Repeat each line exactly, leaving nothing out.

○ ○ ○ ○

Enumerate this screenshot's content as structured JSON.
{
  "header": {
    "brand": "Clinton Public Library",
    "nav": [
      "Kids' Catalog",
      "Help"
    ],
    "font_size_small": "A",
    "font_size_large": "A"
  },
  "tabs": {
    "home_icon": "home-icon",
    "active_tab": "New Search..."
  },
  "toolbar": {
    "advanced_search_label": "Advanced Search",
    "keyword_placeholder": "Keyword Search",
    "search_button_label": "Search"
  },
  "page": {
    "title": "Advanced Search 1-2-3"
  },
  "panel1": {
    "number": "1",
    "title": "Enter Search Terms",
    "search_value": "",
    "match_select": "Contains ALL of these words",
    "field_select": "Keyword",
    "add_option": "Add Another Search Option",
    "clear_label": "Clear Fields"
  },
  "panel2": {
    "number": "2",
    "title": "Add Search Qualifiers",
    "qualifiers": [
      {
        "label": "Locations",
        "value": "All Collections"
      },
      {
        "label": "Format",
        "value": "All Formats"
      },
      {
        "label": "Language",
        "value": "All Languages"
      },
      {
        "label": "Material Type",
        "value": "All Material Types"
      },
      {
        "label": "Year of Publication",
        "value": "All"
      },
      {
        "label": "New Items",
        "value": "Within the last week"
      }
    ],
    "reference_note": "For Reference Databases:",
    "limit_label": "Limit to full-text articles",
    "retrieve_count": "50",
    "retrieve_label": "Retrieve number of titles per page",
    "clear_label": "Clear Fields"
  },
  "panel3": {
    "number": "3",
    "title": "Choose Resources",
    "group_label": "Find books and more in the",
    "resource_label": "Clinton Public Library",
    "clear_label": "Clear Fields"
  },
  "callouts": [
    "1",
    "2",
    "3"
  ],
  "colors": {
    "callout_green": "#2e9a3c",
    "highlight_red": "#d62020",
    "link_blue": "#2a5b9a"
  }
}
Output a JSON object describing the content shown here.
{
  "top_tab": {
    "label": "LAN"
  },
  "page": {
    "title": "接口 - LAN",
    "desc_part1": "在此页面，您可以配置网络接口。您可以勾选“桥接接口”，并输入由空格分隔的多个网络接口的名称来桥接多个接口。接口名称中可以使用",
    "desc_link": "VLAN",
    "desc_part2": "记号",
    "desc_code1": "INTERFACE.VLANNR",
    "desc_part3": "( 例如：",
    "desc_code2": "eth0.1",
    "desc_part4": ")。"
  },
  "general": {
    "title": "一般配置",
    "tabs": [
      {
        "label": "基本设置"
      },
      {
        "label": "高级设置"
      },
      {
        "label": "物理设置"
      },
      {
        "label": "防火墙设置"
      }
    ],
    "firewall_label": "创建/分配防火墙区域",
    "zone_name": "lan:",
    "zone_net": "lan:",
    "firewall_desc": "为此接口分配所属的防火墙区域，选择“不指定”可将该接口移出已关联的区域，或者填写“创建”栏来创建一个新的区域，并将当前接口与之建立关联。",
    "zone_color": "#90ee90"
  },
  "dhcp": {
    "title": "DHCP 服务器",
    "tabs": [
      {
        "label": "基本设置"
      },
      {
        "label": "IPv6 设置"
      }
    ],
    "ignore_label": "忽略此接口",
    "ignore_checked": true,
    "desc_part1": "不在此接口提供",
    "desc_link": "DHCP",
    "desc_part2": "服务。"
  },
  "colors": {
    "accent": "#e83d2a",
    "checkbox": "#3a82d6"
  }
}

○ ○ ○ ○

Written reply ::
Enumerate this screenshot's content as structured JSON.
{
  "header": {
    "brand": "Clinton Public Library",
    "nav": [
      "Kids' Catalog",
      "Help"
    ],
    "font_size_small": "A",
    "font_size_large": "A"
  },
  "tabs": {
    "home_icon": "home-icon",
    "active_tab": "New Search..."
  },
  "toolbar": {
    "advanced_search_label": "Advanced Search",
    "keyword_placeholder": "Keyword Search",
    "search_button_label": "Search"
  },
  "page": {
    "title": "Advanced Search 1-2-3"
  },
  "panel1": {
    "number": "1",
    "title": "Enter Search Terms",
    "search_value": "",
    "match_select": "Contains ALL of these words",
    "field_select": "Keyword",
    "add_option": "Add Another Search Option",
    "clear_label": "Clear Fields"
  },
  "panel2": {
    "number": "2",
    "title": "Add Search Qualifiers",
    "qualifiers": [
      {
        "label": "Locations",
        "value": "All Collections"
      },
      {
        "label": "Format",
        "value": "All Formats"
      },
      {
        "label": "Language",
        "value": "All Languages"
      },
      {
        "label": "Material Type",
        "value": "All Material Types"
      },
      {
        "label": "Year of Publication",
        "value": "All"
      },
      {
        "label": "New Items",
        "value": "Within the last week"
      }
    ],
    "reference_note": "For Reference Databases:",
    "limit_label": "Limit to full-text articles",
    "retrieve_count": "50",
    "retrieve_label": "Retrieve number of titles per page",
    "clear_label": "Clear Fields"
  },
  "panel3": {
    "number": "3",
    "title": "Choose Resources",
    "group_label": "Find books and more in the",
    "resource_label": "Clinton Public Library",
    "clear_label": "Clear Fields"
  },
  "callouts": [
    "1",
    "2",
    "3"
  ],
  "colors": {
    "callout_green": "#2e9a3c",
    "highlight_red": "#d62020",
    "link_blue": "#2a5b9a"
  }
}
Output a JSON object describing the content shown here.
{
  "top_tab": {
    "label": "LAN"
  },
  "page": {
    "title": "接口 - LAN",
    "desc_part1": "在此页面，您可以配置网络接口。您可以勾选“桥接接口”，并输入由空格分隔的多个网络接口的名称来桥接多个接口。接口名称中可以使用",
    "desc_link": "VLAN",
    "desc_part2": "记号",
    "desc_code1": "INTERFACE.VLANNR",
    "desc_part3": "( 例如：",
    "desc_code2": "eth0.1",
    "desc_part4": ")。"
  },
  "general": {
    "title": "一般配置",
    "tabs": [
      {
        "label": "基本设置"
      },
      {
        "label": "高级设置"
      },
      {
        "label": "物理设置"
      },
      {
        "label": "防火墙设置"
      }
    ],
    "firewall_label": "创建/分配防火墙区域",
    "zone_name": "lan:",
    "zone_net": "lan:",
    "firewall_desc": "为此接口分配所属的防火墙区域，选择“不指定”可将该接口移出已关联的区域，或者填写“创建”栏来创建一个新的区域，并将当前接口与之建立关联。",
    "zone_color": "#90ee90"
  },
  "dhcp": {
    "title": "DHCP 服务器",
    "tabs": [
      {
        "label": "基本设置"
      },
      {
        "label": "IPv6 设置"
      }
    ],
    "ignore_label": "忽略此接口",
    "ignore_checked": true,
    "desc_part1": "不在此接口提供",
    "desc_link": "DHCP",
    "desc_part2": "服务。"
  },
  "colors": {
    "accent": "#e83d2a",
    "checkbox": "#3a82d6"
  }
}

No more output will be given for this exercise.